_Task_
Only the number is wanted: how many lines of the data contain "colors"?

_Data listing_
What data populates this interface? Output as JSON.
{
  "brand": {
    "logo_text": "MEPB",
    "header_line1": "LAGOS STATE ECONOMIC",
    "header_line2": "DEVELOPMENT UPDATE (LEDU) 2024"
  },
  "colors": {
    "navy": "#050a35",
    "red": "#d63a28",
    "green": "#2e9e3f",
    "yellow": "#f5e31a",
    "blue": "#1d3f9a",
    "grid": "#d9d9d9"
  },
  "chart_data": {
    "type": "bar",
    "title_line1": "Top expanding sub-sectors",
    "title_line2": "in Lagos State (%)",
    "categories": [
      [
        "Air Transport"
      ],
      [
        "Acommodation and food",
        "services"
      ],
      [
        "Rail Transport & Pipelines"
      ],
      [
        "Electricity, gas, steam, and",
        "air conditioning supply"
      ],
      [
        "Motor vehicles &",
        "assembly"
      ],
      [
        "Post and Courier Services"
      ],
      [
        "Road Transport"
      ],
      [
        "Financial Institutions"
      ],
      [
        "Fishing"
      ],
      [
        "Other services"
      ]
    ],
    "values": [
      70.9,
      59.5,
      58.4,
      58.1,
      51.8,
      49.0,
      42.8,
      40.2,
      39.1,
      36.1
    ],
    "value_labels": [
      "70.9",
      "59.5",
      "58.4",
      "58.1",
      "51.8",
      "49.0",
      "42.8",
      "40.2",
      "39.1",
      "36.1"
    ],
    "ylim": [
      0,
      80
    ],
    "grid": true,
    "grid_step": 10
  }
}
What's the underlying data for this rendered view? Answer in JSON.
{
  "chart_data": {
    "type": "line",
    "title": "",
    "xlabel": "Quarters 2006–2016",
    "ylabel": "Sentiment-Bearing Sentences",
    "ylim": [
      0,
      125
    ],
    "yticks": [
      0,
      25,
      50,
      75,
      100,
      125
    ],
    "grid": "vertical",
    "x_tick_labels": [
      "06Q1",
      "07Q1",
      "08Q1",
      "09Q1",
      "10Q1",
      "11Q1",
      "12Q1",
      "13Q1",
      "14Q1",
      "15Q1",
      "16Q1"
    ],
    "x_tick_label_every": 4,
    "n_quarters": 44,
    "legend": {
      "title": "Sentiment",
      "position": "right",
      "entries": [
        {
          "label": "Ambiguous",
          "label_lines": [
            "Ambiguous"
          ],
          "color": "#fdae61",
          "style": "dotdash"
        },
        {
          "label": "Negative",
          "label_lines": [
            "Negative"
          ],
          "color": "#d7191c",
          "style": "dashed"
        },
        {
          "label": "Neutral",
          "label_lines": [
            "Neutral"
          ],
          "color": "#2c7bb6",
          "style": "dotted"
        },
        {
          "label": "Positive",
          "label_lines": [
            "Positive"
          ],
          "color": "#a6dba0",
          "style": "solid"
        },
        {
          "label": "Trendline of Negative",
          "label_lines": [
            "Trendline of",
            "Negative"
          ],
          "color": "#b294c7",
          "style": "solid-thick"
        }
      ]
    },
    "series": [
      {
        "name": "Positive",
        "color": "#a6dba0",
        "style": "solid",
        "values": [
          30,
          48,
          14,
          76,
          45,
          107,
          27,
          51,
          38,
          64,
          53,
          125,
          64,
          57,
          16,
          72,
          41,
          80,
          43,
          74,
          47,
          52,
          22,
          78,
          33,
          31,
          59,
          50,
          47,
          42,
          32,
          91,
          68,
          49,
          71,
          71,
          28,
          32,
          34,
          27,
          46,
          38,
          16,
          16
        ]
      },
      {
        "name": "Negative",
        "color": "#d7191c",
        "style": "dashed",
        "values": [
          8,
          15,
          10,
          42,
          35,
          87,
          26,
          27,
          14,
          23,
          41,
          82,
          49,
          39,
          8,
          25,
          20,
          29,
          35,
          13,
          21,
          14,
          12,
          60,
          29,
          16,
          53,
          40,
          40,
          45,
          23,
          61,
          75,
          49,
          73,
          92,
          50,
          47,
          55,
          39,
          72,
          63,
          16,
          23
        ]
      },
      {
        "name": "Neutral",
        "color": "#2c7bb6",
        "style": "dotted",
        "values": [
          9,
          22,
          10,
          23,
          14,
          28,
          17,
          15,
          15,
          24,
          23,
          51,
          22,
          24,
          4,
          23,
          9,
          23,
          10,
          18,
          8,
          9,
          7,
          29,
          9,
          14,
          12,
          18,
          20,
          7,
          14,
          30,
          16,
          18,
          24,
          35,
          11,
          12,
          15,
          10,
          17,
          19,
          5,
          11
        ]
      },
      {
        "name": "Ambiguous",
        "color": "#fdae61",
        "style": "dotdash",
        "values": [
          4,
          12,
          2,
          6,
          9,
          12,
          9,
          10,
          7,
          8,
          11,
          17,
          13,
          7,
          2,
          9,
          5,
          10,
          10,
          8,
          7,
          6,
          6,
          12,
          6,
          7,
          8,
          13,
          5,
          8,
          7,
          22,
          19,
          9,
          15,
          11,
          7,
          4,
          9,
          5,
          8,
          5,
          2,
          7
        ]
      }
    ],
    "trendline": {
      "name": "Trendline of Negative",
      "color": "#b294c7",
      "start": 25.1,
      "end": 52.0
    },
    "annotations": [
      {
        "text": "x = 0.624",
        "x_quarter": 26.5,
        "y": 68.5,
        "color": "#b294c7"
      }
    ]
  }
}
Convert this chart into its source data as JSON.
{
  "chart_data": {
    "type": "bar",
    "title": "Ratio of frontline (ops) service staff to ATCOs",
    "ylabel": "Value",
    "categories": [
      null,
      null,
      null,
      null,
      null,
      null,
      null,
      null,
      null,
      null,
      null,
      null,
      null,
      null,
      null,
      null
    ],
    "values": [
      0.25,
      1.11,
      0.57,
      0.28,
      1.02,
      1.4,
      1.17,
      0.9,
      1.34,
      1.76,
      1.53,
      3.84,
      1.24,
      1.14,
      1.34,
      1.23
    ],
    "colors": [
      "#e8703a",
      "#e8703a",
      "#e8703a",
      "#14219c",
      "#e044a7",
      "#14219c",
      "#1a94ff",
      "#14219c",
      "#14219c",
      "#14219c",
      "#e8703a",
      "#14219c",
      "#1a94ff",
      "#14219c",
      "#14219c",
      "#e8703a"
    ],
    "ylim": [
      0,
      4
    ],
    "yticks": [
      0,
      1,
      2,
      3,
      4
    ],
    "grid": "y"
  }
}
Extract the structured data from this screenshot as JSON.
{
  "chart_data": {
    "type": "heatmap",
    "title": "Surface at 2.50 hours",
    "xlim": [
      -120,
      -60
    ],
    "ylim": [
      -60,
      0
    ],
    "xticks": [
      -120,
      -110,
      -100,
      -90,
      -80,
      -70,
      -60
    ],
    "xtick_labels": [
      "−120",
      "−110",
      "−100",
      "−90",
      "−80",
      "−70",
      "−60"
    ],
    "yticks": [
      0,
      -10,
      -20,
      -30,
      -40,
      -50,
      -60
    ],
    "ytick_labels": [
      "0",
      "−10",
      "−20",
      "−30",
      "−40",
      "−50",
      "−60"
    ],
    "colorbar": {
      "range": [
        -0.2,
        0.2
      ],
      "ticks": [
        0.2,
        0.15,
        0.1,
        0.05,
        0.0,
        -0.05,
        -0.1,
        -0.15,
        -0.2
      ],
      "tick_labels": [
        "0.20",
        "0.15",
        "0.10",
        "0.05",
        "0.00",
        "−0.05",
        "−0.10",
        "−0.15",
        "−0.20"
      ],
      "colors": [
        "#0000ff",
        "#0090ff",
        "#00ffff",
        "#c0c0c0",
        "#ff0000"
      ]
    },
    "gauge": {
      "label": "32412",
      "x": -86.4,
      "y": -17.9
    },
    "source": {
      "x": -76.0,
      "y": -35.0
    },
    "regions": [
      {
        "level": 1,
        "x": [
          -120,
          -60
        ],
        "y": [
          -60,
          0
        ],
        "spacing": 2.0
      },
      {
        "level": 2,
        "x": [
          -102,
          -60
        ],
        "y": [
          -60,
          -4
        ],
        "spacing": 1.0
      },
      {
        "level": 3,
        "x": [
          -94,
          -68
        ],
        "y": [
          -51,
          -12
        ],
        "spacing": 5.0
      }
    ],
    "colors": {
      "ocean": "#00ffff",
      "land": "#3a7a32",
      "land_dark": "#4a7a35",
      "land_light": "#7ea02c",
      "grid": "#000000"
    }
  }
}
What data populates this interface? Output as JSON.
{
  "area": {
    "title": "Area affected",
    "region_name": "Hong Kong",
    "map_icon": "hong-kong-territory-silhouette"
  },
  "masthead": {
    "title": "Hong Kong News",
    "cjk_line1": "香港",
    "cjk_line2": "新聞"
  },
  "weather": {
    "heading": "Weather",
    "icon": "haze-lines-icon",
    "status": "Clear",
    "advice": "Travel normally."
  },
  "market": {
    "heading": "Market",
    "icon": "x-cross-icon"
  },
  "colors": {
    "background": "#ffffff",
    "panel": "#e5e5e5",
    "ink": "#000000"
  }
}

_Exercise answer_
5